# Start of Excerpted passage
The use of the term “Indo-Pacific” also merits some comment. The Foreign Minister  has long argued logically for the term but it involves more than just a name change. As always (in APEC for example) geography is not always without its issues. There can be few doubts about the need to elevate India in the scale of our priorities but  the focus map used on the cover page of the White Paper ends on the Indo-Pakistani border. Is this meant to indicate that our interest somehow will taper off there – still one of the world’s most volatile areas? Or is it because it conveniently equates to the reach of the US Pacific Command (PACOM) ? And if Pakistan were to be included how could Afghanistan be excluded; the almost insoluble  Rohingya crisis then becomes elevated to a high priority for us. More importantly , with all the chatter about the quadrilateral “arrangements” with Japan, US and India does this mean that we will be forced to take positions on the extensive territorial claims between India and China?

To use one of its own phrases,  the “fault line” in the White Paper on the US is instructive :

“Our alliance with the United States is central to Australia’s approach to the Indo–Pacific. Without strong US political, economic and security engagement, power is likely to shift more quickly in the region and it will be more difficult for Australia to achieve the levels of security and stability we seek. To support our objectives in the region, the Government will broaden and deepen our alliance cooperation, including through the United States Force Posture Initiatives.”

Translated:

there is not much Australia can do to cope with the changes so we must make  deeper commitments to the US – especially in the US Force Posture Initiatives – to get them to stop the rot for us !
# End of Excerpted passage
(Written task a) Revise the passage on the White Paper starting at "there is not" and ending at "rot for us !", putting "decline" in place of "rot".
# Start of Records supplied
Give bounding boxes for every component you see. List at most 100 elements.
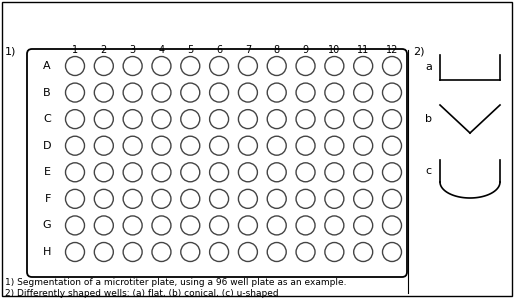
Circle shape: [94, 110, 113, 129]
Circle shape: [238, 83, 258, 102]
Circle shape: [181, 216, 200, 235]
Circle shape: [354, 110, 373, 129]
Text: c: c: [426, 166, 432, 176]
Text: F: F: [45, 194, 51, 204]
Text: 4: 4: [158, 45, 164, 55]
Circle shape: [181, 136, 200, 155]
Circle shape: [210, 189, 229, 208]
Circle shape: [296, 57, 315, 75]
Circle shape: [238, 243, 258, 262]
Circle shape: [152, 57, 171, 75]
Circle shape: [296, 83, 315, 102]
Circle shape: [238, 57, 258, 75]
Circle shape: [354, 189, 373, 208]
Circle shape: [123, 216, 142, 235]
Circle shape: [382, 57, 401, 75]
Circle shape: [382, 216, 401, 235]
Circle shape: [152, 110, 171, 129]
Circle shape: [354, 216, 373, 235]
Circle shape: [123, 243, 142, 262]
Circle shape: [267, 243, 286, 262]
Circle shape: [152, 163, 171, 182]
Circle shape: [123, 136, 142, 155]
Circle shape: [152, 83, 171, 102]
Circle shape: [181, 57, 200, 75]
Circle shape: [267, 110, 286, 129]
Circle shape: [65, 189, 84, 208]
Text: H: H: [43, 247, 51, 257]
Text: 3: 3: [130, 45, 136, 55]
Circle shape: [181, 110, 200, 129]
Circle shape: [325, 243, 344, 262]
Circle shape: [210, 163, 229, 182]
Circle shape: [123, 189, 142, 208]
Circle shape: [181, 163, 200, 182]
Circle shape: [296, 189, 315, 208]
Text: 12: 12: [386, 45, 398, 55]
Circle shape: [152, 136, 171, 155]
Text: 10: 10: [328, 45, 340, 55]
Text: 7: 7: [245, 45, 251, 55]
Text: 8: 8: [273, 45, 280, 55]
Circle shape: [382, 110, 401, 129]
Text: 6: 6: [216, 45, 222, 55]
Circle shape: [181, 83, 200, 102]
Circle shape: [325, 57, 344, 75]
Text: 9: 9: [302, 45, 308, 55]
Circle shape: [267, 57, 286, 75]
Text: a: a: [425, 63, 432, 72]
Circle shape: [210, 136, 229, 155]
Text: 5: 5: [187, 45, 193, 55]
Circle shape: [94, 216, 113, 235]
FancyBboxPatch shape: [27, 49, 407, 277]
Circle shape: [94, 57, 113, 75]
Text: G: G: [42, 221, 51, 230]
Circle shape: [152, 216, 171, 235]
Text: A: A: [43, 61, 51, 71]
Circle shape: [238, 189, 258, 208]
Circle shape: [354, 83, 373, 102]
Circle shape: [354, 243, 373, 262]
Circle shape: [210, 83, 229, 102]
Text: 1) Segmentation of a microtiter plate, using a 96 well plate as an example.: 1) Segmentation of a microtiter plate, u…: [5, 278, 346, 287]
Text: 11: 11: [357, 45, 369, 55]
Circle shape: [238, 163, 258, 182]
Circle shape: [94, 83, 113, 102]
Circle shape: [325, 216, 344, 235]
Text: C: C: [43, 114, 51, 124]
Circle shape: [267, 83, 286, 102]
Circle shape: [65, 110, 84, 129]
Text: B: B: [43, 88, 51, 97]
Circle shape: [325, 136, 344, 155]
Circle shape: [65, 83, 84, 102]
Text: 2: 2: [101, 45, 107, 55]
Circle shape: [354, 136, 373, 155]
Circle shape: [296, 136, 315, 155]
Circle shape: [94, 243, 113, 262]
Circle shape: [123, 83, 142, 102]
Text: 2): 2): [413, 46, 425, 56]
Circle shape: [238, 216, 258, 235]
Text: E: E: [44, 167, 51, 177]
Circle shape: [210, 243, 229, 262]
Circle shape: [267, 189, 286, 208]
Circle shape: [382, 243, 401, 262]
Circle shape: [65, 163, 84, 182]
Circle shape: [123, 57, 142, 75]
Circle shape: [382, 83, 401, 102]
Circle shape: [296, 163, 315, 182]
Circle shape: [267, 163, 286, 182]
Circle shape: [238, 110, 258, 129]
Circle shape: [181, 243, 200, 262]
Circle shape: [65, 136, 84, 155]
Circle shape: [354, 163, 373, 182]
FancyBboxPatch shape: [2, 2, 512, 296]
Circle shape: [65, 57, 84, 75]
Circle shape: [325, 83, 344, 102]
Circle shape: [267, 136, 286, 155]
Circle shape: [123, 110, 142, 129]
Circle shape: [152, 189, 171, 208]
Circle shape: [65, 243, 84, 262]
Circle shape: [238, 136, 258, 155]
Circle shape: [210, 216, 229, 235]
# End of Records supplied
(Written task b) Reproduce verbatim only the lines of the listing starting at the line that contains "Circle shape: [94, 110, 113, 129]" and ending at the line that contains "Circle shape: [181, 136, 200, 155]".

(Right answer a)
there is not much Australia can do to cope with the changes so we must make  deeper commitments to the US – especially in the US Force Posture Initiatives – to get them to stop the decline for us !

(Right answer b)
Circle shape: [94, 110, 113, 129]
Circle shape: [238, 83, 258, 102]
Circle shape: [181, 216, 200, 235]
Circle shape: [354, 110, 373, 129]
Text: c: c: [426, 166, 432, 176]
Text: F: F: [45, 194, 51, 204]
Text: 4: 4: [158, 45, 164, 55]
Circle shape: [181, 136, 200, 155]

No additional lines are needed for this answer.